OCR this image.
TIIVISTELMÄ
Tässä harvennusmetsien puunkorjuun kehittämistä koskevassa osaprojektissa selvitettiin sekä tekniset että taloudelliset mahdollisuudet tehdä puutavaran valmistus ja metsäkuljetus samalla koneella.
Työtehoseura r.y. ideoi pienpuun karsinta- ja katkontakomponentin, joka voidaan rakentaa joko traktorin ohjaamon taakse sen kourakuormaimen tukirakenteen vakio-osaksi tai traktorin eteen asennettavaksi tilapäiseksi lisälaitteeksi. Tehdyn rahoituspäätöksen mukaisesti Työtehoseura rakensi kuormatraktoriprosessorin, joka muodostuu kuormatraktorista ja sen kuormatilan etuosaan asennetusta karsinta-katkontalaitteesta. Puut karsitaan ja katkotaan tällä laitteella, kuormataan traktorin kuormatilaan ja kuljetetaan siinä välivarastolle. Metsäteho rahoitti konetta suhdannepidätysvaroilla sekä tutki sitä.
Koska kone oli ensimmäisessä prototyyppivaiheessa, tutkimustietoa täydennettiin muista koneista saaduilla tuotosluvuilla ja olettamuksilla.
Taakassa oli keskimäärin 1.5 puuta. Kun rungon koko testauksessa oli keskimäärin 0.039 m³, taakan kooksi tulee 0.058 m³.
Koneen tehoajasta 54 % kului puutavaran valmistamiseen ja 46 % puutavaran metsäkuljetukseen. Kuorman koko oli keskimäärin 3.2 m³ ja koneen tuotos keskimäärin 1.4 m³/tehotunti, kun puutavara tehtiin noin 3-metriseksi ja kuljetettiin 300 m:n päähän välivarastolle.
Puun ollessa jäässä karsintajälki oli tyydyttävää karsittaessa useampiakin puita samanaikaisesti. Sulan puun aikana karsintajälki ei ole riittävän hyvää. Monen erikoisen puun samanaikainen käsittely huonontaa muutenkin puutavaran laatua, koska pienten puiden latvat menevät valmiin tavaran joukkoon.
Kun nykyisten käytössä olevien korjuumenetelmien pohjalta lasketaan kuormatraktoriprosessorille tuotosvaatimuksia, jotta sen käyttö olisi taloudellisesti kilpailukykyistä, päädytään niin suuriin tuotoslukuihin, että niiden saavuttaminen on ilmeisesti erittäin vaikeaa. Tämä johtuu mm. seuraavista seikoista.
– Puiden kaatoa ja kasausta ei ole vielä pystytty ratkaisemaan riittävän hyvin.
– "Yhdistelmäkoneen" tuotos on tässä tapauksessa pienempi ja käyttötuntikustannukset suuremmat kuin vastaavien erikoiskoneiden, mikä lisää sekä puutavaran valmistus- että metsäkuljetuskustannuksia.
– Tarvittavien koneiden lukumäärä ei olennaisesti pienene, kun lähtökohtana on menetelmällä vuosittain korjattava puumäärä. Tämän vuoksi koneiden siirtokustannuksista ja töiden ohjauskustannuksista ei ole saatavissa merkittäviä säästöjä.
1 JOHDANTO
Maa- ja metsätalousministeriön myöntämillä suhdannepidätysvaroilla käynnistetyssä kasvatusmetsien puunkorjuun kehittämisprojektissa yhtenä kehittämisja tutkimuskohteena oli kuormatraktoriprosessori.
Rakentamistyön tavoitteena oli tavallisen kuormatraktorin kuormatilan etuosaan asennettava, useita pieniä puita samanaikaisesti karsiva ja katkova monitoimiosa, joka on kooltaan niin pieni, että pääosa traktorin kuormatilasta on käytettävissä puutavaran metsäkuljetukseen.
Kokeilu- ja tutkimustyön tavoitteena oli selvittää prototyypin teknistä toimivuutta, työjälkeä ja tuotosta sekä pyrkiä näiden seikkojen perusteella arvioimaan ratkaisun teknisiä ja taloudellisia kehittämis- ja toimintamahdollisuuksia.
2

....

Without leaving anything out, give the entries again exactly.

**Exercise solution:**
OCR this image.
TIIVISTELMÄ
Tässä harvennusmetsien puunkorjuun kehittämistä koskevassa osaprojektissa selvitettiin sekä tekniset että taloudelliset mahdollisuudet tehdä puutavaran valmistus ja metsäkuljetus samalla koneella.
Työtehoseura r.y. ideoi pienpuun karsinta- ja katkontakomponentin, joka voidaan rakentaa joko traktorin ohjaamon taakse sen kourakuormaimen tukirakenteen vakio-osaksi tai traktorin eteen asennettavaksi tilapäiseksi lisälaitteeksi. Tehdyn rahoituspäätöksen mukaisesti Työtehoseura rakensi kuormatraktoriprosessorin, joka muodostuu kuormatraktorista ja sen kuormatilan etuosaan asennetusta karsinta-katkontalaitteesta. Puut karsitaan ja katkotaan tällä laitteella, kuormataan traktorin kuormatilaan ja kuljetetaan siinä välivarastolle. Metsäteho rahoitti konetta suhdannepidätysvaroilla sekä tutki sitä.
Koska kone oli ensimmäisessä prototyyppivaiheessa, tutkimustietoa täydennettiin muista koneista saaduilla tuotosluvuilla ja olettamuksilla.
Taakassa oli keskimäärin 1.5 puuta. Kun rungon koko testauksessa oli keskimäärin 0.039 m³, taakan kooksi tulee 0.058 m³.
Koneen tehoajasta 54 % kului puutavaran valmistamiseen ja 46 % puutavaran metsäkuljetukseen. Kuorman koko oli keskimäärin 3.2 m³ ja koneen tuotos keskimäärin 1.4 m³/tehotunti, kun puutavara tehtiin noin 3-metriseksi ja kuljetettiin 300 m:n päähän välivarastolle.
Puun ollessa jäässä karsintajälki oli tyydyttävää karsittaessa useampiakin puita samanaikaisesti. Sulan puun aikana karsintajälki ei ole riittävän hyvää. Monen erikoisen puun samanaikainen käsittely huonontaa muutenkin puutavaran laatua, koska pienten puiden latvat menevät valmiin tavaran joukkoon.
Kun nykyisten käytössä olevien korjuumenetelmien pohjalta lasketaan kuormatraktoriprosessorille tuotosvaatimuksia, jotta sen käyttö olisi taloudellisesti kilpailukykyistä, päädytään niin suuriin tuotoslukuihin, että niiden saavuttaminen on ilmeisesti erittäin vaikeaa. Tämä johtuu mm. seuraavista seikoista.
– Puiden kaatoa ja kasausta ei ole vielä pystytty ratkaisemaan riittävän hyvin.
– "Yhdistelmäkoneen" tuotos on tässä tapauksessa pienempi ja käyttötuntikustannukset suuremmat kuin vastaavien erikoiskoneiden, mikä lisää sekä puutavaran valmistus- että metsäkuljetuskustannuksia.
– Tarvittavien koneiden lukumäärä ei olennaisesti pienene, kun lähtökohtana on menetelmällä vuosittain korjattava puumäärä. Tämän vuoksi koneiden siirtokustannuksista ja töiden ohjauskustannuksista ei ole saatavissa merkittäviä säästöjä.
1 JOHDANTO
Maa- ja metsätalousministeriön myöntämillä suhdannepidätysvaroilla käynnistetyssä kasvatusmetsien puunkorjuun kehittämisprojektissa yhtenä kehittämisja tutkimuskohteena oli kuormatraktoriprosessori.
Rakentamistyön tavoitteena oli tavallisen kuormatraktorin kuormatilan etuosaan asennettava, useita pieniä puita samanaikaisesti karsiva ja katkova monitoimiosa, joka on kooltaan niin pieni, että pääosa traktorin kuormatilasta on käytettävissä puutavaran metsäkuljetukseen.
Kokeilu- ja tutkimustyön tavoitteena oli selvittää prototyypin teknistä toimivuutta, työjälkeä ja tuotosta sekä pyrkiä näiden seikkojen perusteella arvioimaan ratkaisun teknisiä ja taloudellisia kehittämis- ja toimintamahdollisuuksia.
2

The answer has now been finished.